(Exercise brief)
Give back every line exactly as it appears, pictures excluded.

(Available records)
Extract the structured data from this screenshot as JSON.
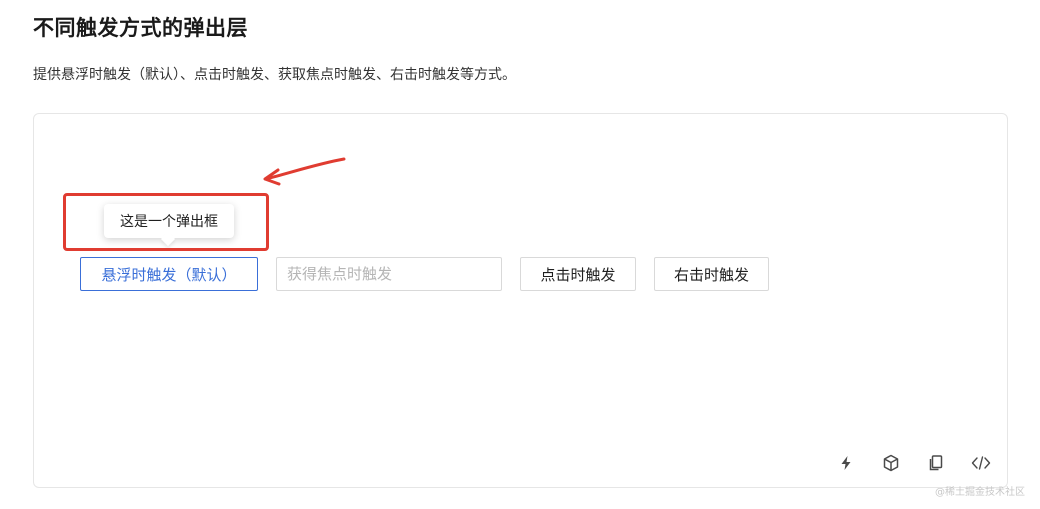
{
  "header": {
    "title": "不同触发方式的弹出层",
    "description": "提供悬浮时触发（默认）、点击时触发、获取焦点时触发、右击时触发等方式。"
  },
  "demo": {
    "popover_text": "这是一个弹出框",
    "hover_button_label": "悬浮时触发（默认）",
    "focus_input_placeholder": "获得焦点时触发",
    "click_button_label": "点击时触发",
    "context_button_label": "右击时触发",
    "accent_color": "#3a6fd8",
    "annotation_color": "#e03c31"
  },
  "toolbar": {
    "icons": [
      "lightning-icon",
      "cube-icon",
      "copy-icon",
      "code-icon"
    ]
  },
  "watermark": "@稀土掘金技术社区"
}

(Task result)
Extract the structured data from this screenshot as JSON.
{
  "header": {
    "title": "不同触发方式的弹出层",
    "description": "提供悬浮时触发（默认）、点击时触发、获取焦点时触发、右击时触发等方式。"
  },
  "demo": {
    "popover_text": "这是一个弹出框",
    "hover_button_label": "悬浮时触发（默认）",
    "focus_input_placeholder": "获得焦点时触发",
    "click_button_label": "点击时触发",
    "context_button_label": "右击时触发",
    "accent_color": "#3a6fd8",
    "annotation_color": "#e03c31"
  },
  "toolbar": {
    "icons": [
      "lightning-icon",
      "cube-icon",
      "copy-icon",
      "code-icon"
    ]
  },
  "watermark": "@稀土掘金技术社区"
}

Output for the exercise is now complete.